• _CONSIGNES_
1 > Mettez à jour le passage sur le halo galactique, de "Qu'est ce qui" à "a le milieu intergalactique.", en remplaçant "frontière" par "limite".
2 > Selon le passage sur le halo galactique, combien de fois la sphère du halo est-elle plus grande que la galaxie ?
3 > Poursuivez le passage sur le halo galactique à partir de sa dernière phrase.

***** EXTRAIT DU DOCUMENT *****

Qu'est ce qui caractérise ce halo, cette frontière ?

C'est très flou en fait. Il n'y a pas de frontière en soi, c'est un abus de langage : c'est quelque chose de très continu. Formellement, on définit le halo à partir de la quantité de matière totale qu'il y a dans la galaxie : les baryons, la matière ordinaire et la matière noire. Et à partir de cela, on peut définir un rayon d'influence gravitationnel de cette matière, et c'est comme cela qu'on définit le halo, sphérique, avec ce rayon. Au-delà de ce rayon, on décide que commence le milieu intergalactique. Pour résumer, il y a la galaxie au centre d'une sphère, qui, elle, est cent fois plus grande que la galaxie, c'est le halo. Et, entre les halos, il y a le milieu intergalactique.

***** DONNÉES AFFICHÉES *****

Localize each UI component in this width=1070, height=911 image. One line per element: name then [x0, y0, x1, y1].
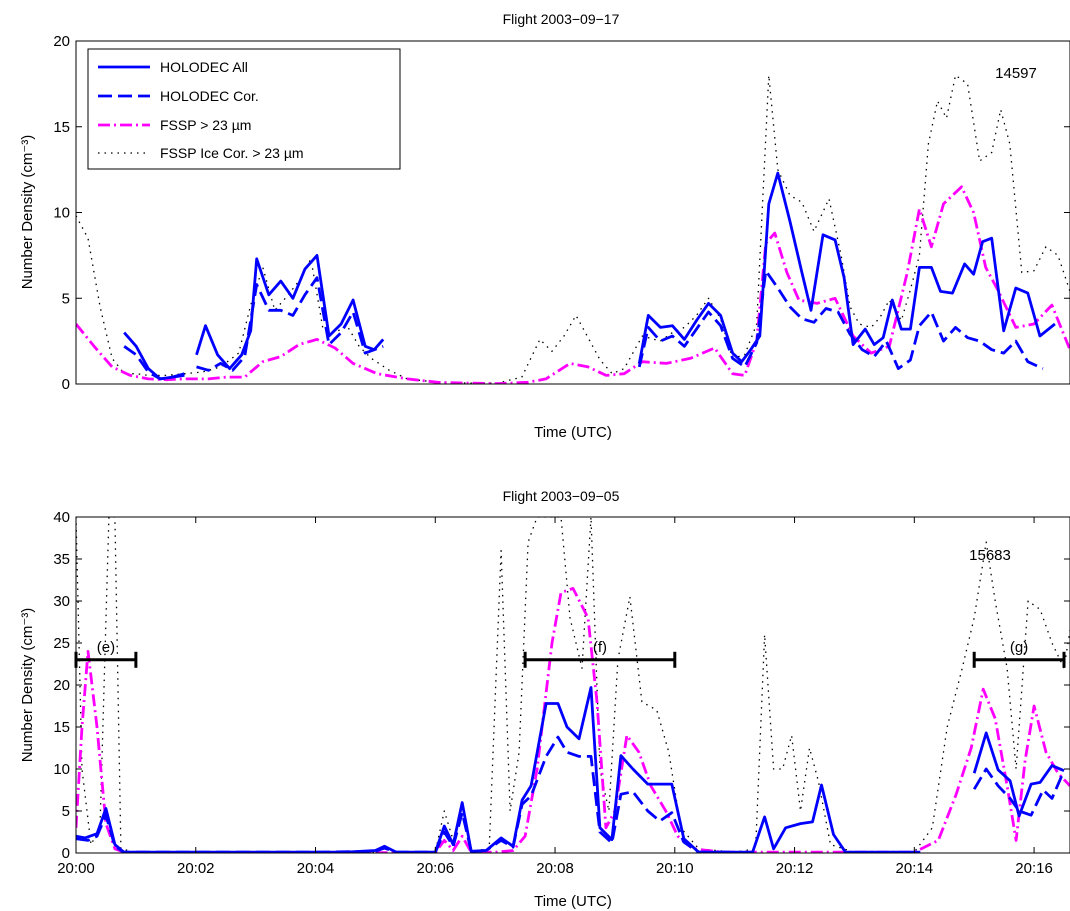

*****

• _RÉPONSES_
1 >
Qu'est ce qui caractérise ce halo, cette limite ?

C'est très flou en fait. Il n'y a pas de limite en soi, c'est un abus de langage : c'est quelque chose de très continu. Formellement, on définit le halo à partir de la quantité de matière totale qu'il y a dans la galaxie : les baryons, la matière ordinaire et la matière noire. Et à partir de cela, on peut définir un rayon d'influence gravitationnel de cette matière, et c'est comme cela qu'on définit le halo, sphérique, avec ce rayon. Au-delà de ce rayon, on décide que commence le milieu intergalactique. Pour résumer, il y a la galaxie au centre d'une sphère, qui, elle, est cent fois plus grande que la galaxie, c'est le halo. Et, entre les halos, il y a le milieu intergalactique.

2 > Cent fois plus grande.

3 >
Plus on s'éloigne de la galaxie, plus la densité décroît, de manière très irrégulière. Elle est presque exponentielle, et elle est très hétérogène : il y a des grumeaux de matière un peu partout. Il y a des zones de très basse densité, et des zones de très haute densité. Imaginez : dans un dé à coudre de l'air que l'on respire, il y a des milliards et des milliards de molécules ou de particules, alors que dans un centimètre cube de milieu intergalactique, il y a moins d'une particule. C'est en moyenne un milieu extrêmement ténu.


Qu'est ce qu'on pourrait apprendre sur notre propre galaxie, quels sont les autres objectifs du JWST ?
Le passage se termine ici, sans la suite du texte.